• [Excerpted data]:
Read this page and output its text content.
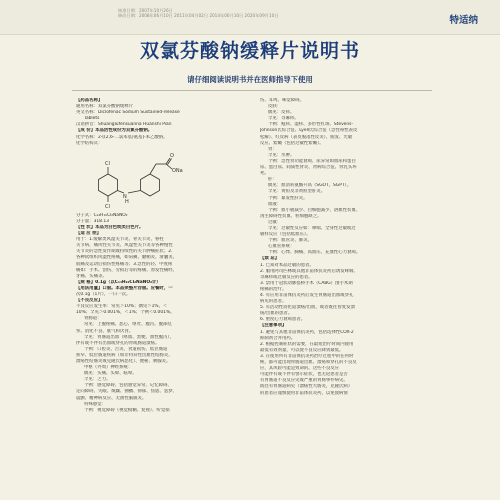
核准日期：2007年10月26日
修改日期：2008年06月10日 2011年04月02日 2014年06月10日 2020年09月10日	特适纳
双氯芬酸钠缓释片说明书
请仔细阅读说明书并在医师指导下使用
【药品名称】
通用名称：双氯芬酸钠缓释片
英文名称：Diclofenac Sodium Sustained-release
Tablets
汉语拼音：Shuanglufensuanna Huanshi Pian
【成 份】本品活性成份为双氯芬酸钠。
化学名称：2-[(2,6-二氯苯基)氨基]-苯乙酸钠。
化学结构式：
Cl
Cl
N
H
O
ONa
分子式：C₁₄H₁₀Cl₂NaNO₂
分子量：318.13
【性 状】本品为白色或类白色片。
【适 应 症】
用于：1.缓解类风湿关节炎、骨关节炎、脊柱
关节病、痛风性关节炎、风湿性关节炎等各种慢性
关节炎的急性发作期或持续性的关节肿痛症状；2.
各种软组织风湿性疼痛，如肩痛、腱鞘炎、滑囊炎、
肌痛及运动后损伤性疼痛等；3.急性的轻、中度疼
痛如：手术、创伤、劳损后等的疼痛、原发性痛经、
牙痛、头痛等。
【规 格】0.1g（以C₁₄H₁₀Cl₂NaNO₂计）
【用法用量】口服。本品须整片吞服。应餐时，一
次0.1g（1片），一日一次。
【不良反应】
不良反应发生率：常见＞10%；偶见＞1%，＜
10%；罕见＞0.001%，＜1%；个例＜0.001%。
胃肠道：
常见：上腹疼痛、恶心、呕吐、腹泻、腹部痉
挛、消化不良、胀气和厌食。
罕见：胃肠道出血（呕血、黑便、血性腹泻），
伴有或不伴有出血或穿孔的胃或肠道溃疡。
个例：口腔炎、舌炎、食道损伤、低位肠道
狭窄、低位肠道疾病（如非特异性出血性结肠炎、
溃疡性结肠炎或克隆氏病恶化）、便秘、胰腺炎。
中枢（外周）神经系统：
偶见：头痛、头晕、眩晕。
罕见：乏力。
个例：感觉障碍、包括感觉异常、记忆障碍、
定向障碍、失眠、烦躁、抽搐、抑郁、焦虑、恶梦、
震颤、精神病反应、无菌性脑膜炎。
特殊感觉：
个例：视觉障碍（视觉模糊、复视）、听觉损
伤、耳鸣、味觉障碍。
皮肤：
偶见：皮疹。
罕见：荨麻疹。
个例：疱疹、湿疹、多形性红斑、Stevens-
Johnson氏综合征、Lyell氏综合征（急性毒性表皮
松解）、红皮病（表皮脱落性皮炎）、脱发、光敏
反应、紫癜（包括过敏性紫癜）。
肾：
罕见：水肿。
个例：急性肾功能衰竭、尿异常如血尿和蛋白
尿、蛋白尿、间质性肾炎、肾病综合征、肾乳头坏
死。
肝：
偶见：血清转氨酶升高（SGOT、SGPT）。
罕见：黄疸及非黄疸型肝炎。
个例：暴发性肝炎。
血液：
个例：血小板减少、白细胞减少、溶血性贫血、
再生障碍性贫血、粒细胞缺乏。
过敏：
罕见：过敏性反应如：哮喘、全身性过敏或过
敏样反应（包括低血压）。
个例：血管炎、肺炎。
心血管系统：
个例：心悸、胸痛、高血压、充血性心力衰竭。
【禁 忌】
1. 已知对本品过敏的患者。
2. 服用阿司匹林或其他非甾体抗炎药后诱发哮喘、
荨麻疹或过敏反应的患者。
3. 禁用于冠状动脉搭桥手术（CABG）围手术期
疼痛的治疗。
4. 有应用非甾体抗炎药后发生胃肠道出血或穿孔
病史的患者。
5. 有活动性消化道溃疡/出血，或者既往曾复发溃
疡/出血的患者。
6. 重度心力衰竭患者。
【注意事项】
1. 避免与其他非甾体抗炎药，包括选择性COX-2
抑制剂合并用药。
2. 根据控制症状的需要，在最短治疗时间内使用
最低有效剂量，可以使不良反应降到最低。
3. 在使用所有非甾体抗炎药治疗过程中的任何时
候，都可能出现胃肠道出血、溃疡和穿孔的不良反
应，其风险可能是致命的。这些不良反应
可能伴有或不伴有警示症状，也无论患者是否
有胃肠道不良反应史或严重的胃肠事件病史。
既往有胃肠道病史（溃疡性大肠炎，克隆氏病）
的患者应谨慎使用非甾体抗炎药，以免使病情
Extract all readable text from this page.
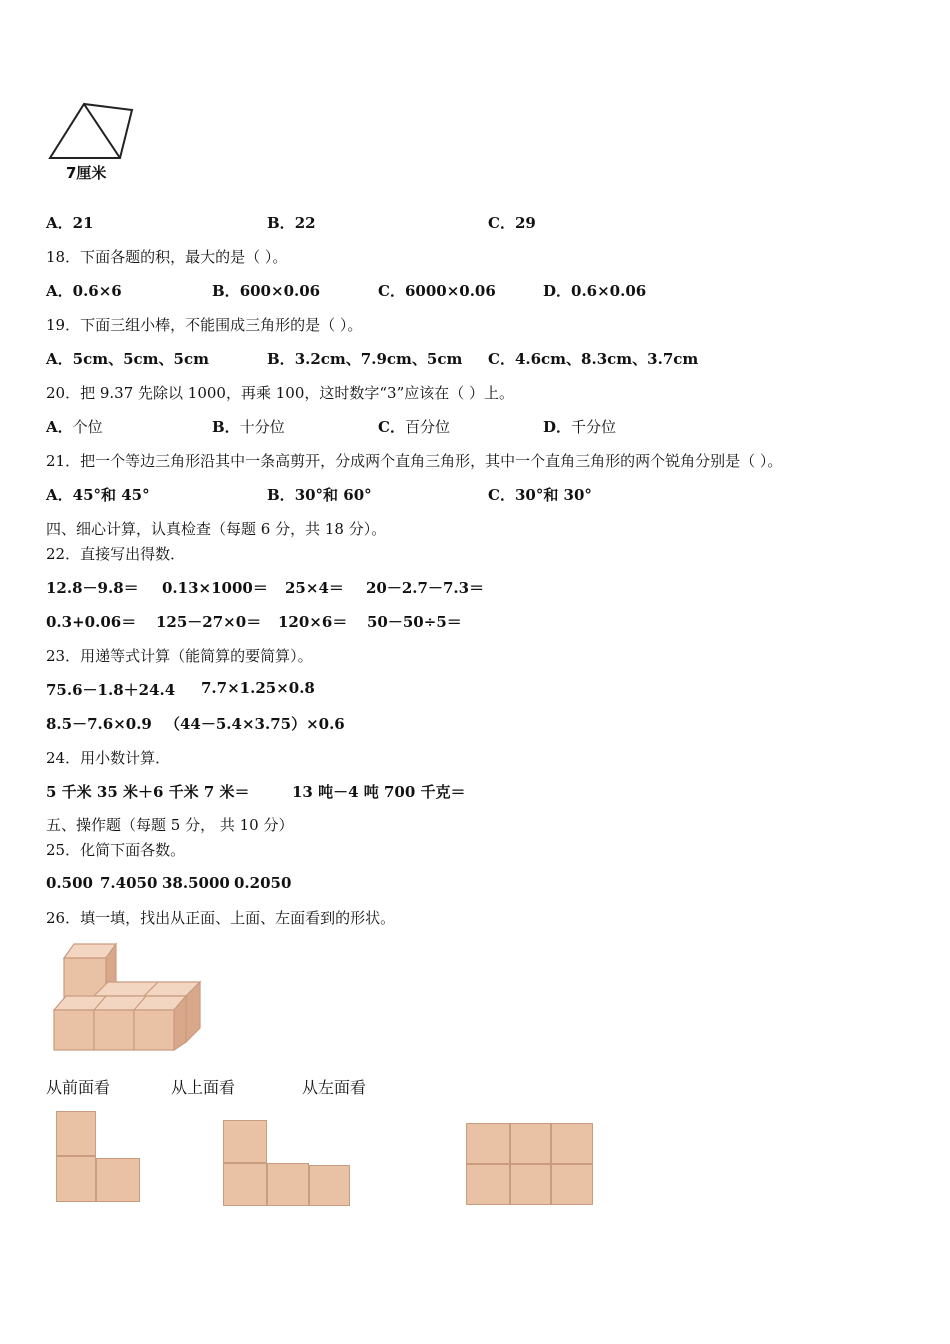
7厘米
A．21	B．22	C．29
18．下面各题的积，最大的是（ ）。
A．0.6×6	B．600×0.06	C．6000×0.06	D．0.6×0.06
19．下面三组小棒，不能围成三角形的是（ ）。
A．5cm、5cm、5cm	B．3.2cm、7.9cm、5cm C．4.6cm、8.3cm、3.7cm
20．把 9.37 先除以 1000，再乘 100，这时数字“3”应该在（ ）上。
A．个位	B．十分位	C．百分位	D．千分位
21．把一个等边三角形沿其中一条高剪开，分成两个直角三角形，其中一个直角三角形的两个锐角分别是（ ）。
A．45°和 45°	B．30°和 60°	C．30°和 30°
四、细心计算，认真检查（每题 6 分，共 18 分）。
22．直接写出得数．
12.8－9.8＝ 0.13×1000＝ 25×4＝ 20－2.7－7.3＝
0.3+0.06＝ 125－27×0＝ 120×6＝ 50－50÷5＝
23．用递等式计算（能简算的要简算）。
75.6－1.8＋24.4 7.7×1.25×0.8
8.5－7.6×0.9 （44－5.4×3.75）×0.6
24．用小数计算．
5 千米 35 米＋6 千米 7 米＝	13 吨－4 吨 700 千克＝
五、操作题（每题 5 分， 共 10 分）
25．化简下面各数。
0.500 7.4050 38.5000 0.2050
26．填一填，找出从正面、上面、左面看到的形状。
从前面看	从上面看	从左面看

• [Exercise prompt]: Check each line above for "text" and return the ones that have it.

• [Exercise result]:
Read this page and output its text content.
Extract all readable text from this page.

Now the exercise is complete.